● DATASET EXTRACT:

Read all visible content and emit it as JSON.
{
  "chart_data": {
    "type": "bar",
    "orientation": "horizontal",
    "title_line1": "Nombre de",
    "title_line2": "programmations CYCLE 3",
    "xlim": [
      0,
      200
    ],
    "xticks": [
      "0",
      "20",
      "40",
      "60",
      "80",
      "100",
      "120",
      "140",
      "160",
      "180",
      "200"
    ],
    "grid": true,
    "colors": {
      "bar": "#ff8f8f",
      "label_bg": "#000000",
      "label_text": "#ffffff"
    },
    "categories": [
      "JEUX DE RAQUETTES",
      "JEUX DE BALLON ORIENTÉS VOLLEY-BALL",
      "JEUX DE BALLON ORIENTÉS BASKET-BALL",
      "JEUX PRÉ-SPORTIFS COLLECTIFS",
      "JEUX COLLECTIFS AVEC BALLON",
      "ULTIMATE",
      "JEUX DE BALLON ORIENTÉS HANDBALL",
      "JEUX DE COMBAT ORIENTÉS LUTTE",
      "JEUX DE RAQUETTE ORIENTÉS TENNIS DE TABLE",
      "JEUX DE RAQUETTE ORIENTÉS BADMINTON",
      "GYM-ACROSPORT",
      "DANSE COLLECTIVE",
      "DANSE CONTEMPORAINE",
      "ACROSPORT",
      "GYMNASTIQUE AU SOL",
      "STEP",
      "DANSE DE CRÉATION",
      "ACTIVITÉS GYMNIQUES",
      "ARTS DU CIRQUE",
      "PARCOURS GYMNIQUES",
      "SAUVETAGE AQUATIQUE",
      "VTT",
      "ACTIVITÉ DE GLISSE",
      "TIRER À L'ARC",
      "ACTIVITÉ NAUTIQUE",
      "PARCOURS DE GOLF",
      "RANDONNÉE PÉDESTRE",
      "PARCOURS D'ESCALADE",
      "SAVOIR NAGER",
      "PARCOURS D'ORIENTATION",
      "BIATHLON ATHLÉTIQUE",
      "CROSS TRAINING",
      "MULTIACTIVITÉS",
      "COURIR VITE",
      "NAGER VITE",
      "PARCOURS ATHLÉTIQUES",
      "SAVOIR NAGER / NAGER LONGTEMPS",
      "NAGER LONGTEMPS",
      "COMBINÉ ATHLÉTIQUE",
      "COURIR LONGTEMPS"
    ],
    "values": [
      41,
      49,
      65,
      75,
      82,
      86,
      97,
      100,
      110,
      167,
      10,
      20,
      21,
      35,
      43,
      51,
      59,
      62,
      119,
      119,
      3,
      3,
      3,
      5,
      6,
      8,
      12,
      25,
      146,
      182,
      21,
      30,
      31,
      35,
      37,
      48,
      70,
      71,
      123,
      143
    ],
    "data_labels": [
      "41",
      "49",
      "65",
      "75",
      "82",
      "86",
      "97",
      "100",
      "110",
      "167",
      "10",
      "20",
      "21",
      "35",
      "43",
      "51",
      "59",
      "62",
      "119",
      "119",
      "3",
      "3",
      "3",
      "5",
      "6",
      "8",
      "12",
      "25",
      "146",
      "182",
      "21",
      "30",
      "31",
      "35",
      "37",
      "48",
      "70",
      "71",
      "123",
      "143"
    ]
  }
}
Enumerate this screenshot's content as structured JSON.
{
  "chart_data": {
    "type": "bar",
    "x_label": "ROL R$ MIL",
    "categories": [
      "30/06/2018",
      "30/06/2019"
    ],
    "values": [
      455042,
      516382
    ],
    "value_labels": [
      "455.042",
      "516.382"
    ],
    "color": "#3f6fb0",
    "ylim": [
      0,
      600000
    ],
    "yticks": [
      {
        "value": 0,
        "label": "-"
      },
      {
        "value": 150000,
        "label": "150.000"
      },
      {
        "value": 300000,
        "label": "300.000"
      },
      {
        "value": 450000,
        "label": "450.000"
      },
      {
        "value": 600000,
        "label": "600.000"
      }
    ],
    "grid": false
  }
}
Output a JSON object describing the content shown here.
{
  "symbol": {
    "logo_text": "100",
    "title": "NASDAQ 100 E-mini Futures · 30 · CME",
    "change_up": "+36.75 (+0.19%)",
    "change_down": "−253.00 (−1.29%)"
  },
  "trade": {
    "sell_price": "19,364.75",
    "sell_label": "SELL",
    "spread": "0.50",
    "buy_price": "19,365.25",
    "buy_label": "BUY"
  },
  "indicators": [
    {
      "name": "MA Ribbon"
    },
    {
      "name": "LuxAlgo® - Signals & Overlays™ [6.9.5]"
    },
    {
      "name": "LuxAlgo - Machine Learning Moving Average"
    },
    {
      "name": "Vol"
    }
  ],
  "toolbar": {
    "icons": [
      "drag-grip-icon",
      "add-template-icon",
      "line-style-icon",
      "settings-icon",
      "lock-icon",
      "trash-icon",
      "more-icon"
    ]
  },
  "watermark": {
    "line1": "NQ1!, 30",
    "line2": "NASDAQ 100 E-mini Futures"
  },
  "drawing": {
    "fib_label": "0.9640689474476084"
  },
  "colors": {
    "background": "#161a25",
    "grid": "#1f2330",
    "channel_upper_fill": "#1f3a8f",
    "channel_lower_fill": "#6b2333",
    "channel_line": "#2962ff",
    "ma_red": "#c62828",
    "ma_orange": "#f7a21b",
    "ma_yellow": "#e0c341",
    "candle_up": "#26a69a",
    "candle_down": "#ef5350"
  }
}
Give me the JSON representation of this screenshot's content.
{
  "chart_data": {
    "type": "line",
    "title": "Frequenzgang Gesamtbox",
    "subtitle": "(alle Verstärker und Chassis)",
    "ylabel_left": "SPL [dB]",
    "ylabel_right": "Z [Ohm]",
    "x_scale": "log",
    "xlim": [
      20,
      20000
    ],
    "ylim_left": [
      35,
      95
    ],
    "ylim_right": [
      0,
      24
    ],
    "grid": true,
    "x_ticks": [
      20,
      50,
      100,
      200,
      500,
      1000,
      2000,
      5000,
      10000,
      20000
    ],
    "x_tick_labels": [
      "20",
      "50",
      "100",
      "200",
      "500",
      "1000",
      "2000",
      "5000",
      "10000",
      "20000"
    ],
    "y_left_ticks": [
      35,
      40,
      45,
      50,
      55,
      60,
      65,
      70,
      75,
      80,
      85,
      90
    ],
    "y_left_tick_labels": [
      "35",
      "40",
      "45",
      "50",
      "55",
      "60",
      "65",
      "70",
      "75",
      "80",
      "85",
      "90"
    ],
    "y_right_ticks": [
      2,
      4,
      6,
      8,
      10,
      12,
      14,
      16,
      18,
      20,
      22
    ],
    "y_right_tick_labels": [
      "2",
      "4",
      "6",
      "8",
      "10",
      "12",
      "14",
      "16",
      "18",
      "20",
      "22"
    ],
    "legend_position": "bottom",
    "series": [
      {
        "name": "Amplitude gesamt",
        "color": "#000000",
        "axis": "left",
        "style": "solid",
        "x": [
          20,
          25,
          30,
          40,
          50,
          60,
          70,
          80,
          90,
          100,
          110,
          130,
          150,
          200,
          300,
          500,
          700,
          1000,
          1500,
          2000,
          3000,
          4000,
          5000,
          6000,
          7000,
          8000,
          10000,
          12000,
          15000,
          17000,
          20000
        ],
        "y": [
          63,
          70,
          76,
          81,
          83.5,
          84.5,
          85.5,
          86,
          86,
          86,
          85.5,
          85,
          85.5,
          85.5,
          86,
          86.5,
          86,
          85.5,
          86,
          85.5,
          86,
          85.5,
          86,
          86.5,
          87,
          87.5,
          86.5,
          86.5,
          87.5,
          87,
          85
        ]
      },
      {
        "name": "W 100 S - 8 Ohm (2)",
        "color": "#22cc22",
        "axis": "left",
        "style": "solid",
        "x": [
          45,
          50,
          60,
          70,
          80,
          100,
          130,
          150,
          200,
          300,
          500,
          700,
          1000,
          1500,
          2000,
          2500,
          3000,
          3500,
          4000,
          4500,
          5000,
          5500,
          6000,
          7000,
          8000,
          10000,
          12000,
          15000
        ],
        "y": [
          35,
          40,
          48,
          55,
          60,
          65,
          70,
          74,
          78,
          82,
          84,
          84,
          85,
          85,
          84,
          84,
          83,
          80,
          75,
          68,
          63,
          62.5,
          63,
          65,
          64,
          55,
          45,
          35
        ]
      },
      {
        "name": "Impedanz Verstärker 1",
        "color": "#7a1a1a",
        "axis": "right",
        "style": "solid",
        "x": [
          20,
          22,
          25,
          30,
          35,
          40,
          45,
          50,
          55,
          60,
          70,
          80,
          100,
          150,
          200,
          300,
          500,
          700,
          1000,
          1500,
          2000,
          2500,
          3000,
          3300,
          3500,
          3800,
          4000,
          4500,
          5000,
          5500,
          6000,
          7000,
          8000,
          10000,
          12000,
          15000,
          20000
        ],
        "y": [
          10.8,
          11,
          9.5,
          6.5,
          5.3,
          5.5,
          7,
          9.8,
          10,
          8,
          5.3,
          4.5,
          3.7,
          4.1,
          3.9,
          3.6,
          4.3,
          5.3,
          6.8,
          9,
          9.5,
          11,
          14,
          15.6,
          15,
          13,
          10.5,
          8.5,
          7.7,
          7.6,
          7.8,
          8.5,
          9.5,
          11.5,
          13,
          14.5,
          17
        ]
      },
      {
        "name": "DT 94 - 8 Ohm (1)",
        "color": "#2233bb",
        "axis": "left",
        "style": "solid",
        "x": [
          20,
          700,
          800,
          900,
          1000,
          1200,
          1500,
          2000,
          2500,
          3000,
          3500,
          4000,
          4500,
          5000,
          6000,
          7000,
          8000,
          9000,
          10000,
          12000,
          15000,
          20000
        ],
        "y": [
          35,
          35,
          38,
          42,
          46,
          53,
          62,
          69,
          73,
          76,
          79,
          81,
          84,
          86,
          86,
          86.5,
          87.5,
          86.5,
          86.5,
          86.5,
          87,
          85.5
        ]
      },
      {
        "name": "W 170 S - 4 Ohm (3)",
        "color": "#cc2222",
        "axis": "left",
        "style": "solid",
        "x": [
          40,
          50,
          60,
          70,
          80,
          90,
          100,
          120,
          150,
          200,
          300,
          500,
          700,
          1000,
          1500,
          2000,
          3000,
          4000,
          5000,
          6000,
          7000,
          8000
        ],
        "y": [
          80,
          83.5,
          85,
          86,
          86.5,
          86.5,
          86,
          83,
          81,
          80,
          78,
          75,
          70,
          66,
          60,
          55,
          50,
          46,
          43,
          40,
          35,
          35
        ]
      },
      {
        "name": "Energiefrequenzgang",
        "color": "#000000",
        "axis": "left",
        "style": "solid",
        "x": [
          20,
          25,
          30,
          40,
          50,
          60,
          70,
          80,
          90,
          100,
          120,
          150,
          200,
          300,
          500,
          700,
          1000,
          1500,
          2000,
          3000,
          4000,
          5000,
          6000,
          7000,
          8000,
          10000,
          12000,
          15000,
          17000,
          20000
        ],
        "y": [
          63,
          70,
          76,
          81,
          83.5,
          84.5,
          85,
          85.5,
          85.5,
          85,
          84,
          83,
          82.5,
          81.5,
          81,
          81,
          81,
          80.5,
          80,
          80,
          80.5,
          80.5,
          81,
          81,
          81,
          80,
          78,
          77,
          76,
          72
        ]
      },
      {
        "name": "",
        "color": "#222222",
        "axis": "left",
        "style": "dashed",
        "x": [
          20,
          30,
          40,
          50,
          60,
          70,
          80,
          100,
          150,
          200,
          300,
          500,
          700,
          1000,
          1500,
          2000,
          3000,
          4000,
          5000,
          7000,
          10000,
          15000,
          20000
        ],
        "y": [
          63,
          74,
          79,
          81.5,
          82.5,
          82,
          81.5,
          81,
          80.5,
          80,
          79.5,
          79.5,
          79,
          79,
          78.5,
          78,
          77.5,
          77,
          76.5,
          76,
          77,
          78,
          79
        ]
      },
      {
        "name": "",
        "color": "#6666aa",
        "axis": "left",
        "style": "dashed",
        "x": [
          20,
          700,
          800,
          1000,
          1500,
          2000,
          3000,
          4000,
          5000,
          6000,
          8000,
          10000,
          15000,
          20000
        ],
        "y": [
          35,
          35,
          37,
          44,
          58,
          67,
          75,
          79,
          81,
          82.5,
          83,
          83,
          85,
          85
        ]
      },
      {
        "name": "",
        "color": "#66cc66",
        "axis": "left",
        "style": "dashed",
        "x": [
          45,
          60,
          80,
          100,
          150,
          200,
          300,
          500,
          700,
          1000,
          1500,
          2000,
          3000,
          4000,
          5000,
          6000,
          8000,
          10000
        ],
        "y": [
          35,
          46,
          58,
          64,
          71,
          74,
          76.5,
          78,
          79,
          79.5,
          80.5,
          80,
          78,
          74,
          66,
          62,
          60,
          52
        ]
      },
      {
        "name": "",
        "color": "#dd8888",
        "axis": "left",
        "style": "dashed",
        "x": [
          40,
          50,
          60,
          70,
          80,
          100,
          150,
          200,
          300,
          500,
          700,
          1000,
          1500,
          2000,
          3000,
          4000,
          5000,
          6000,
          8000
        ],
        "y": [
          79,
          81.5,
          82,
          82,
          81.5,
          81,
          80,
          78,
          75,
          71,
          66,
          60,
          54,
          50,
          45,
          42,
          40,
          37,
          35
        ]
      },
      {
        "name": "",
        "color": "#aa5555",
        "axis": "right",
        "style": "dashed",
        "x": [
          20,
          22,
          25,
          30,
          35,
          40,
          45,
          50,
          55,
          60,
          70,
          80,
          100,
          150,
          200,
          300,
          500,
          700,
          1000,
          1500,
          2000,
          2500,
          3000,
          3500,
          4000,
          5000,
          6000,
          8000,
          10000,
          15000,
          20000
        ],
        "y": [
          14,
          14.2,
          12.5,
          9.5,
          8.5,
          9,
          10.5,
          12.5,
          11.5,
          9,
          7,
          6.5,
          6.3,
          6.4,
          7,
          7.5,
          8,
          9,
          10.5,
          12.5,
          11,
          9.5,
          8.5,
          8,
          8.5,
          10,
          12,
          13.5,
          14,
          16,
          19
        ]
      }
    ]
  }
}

● TASK TO CARRY OUT: How many lines in the records above contain the word "content"? Reply with the number and nothing more.

● WRITTEN ANSWER: 4